▶ [Problem description]: In full and without deviation, write out the entries that follow.

▶ [Available records]:
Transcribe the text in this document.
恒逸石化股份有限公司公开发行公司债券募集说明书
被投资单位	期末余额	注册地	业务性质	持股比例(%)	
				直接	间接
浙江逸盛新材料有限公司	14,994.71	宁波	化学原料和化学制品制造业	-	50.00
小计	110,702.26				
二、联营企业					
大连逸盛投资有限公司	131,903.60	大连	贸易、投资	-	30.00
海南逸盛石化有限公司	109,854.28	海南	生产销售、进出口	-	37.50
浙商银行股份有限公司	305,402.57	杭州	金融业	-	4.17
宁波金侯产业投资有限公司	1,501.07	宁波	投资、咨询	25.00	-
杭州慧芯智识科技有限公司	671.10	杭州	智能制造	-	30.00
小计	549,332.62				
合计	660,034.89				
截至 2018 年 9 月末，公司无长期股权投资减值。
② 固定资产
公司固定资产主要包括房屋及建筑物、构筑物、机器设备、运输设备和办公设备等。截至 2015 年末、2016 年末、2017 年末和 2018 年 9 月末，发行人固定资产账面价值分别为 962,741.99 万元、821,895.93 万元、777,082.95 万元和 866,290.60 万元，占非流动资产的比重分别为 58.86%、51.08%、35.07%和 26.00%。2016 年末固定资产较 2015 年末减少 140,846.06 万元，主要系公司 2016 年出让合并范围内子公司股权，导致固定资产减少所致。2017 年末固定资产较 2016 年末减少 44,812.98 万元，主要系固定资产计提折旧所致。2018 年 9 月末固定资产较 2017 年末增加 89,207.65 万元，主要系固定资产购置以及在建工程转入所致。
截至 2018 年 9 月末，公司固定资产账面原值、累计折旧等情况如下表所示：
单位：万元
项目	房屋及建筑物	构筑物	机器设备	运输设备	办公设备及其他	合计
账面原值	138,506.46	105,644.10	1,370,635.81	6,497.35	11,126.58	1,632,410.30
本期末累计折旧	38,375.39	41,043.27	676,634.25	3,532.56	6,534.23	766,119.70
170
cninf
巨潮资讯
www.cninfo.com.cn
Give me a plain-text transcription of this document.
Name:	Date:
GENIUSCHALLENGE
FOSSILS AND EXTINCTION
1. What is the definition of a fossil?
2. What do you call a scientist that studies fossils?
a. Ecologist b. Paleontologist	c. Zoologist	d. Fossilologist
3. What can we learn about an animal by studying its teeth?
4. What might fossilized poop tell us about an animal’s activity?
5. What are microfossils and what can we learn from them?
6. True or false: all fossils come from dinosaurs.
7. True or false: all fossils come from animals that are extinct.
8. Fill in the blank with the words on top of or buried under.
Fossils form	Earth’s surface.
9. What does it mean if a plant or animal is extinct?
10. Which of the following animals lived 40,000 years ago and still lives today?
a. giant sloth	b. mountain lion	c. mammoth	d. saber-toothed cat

▶ [Final answer]:
Transcribe the text in this document.
恒逸石化股份有限公司公开发行公司债券募集说明书
被投资单位	期末余额	注册地	业务性质	持股比例(%)	
				直接	间接
浙江逸盛新材料有限公司	14,994.71	宁波	化学原料和化学制品制造业	-	50.00
小计	110,702.26				
二、联营企业					
大连逸盛投资有限公司	131,903.60	大连	贸易、投资	-	30.00
海南逸盛石化有限公司	109,854.28	海南	生产销售、进出口	-	37.50
浙商银行股份有限公司	305,402.57	杭州	金融业	-	4.17
宁波金侯产业投资有限公司	1,501.07	宁波	投资、咨询	25.00	-
杭州慧芯智识科技有限公司	671.10	杭州	智能制造	-	30.00
小计	549,332.62				
合计	660,034.89				
截至 2018 年 9 月末，公司无长期股权投资减值。
② 固定资产
公司固定资产主要包括房屋及建筑物、构筑物、机器设备、运输设备和办公设备等。截至 2015 年末、2016 年末、2017 年末和 2018 年 9 月末，发行人固定资产账面价值分别为 962,741.99 万元、821,895.93 万元、777,082.95 万元和 866,290.60 万元，占非流动资产的比重分别为 58.86%、51.08%、35.07%和 26.00%。2016 年末固定资产较 2015 年末减少 140,846.06 万元，主要系公司 2016 年出让合并范围内子公司股权，导致固定资产减少所致。2017 年末固定资产较 2016 年末减少 44,812.98 万元，主要系固定资产计提折旧所致。2018 年 9 月末固定资产较 2017 年末增加 89,207.65 万元，主要系固定资产购置以及在建工程转入所致。
截至 2018 年 9 月末，公司固定资产账面原值、累计折旧等情况如下表所示：
单位：万元
项目	房屋及建筑物	构筑物	机器设备	运输设备	办公设备及其他	合计
账面原值	138,506.46	105,644.10	1,370,635.81	6,497.35	11,126.58	1,632,410.30
本期末累计折旧	38,375.39	41,043.27	676,634.25	3,532.56	6,534.23	766,119.70
170
cninf
巨潮资讯
www.cninfo.com.cn
Give me a plain-text transcription of this document.
Name:	Date:
GENIUSCHALLENGE
FOSSILS AND EXTINCTION
1. What is the definition of a fossil?
2. What do you call a scientist that studies fossils?
a. Ecologist b. Paleontologist	c. Zoologist	d. Fossilologist
3. What can we learn about an animal by studying its teeth?
4. What might fossilized poop tell us about an animal’s activity?
5. What are microfossils and what can we learn from them?
6. True or false: all fossils come from dinosaurs.
7. True or false: all fossils come from animals that are extinct.
8. Fill in the blank with the words on top of or buried under.
Fossils form	Earth’s surface.
9. What does it mean if a plant or animal is extinct?
10. Which of the following animals lived 40,000 years ago and still lives today?
a. giant sloth	b. mountain lion	c. mammoth	d. saber-toothed cat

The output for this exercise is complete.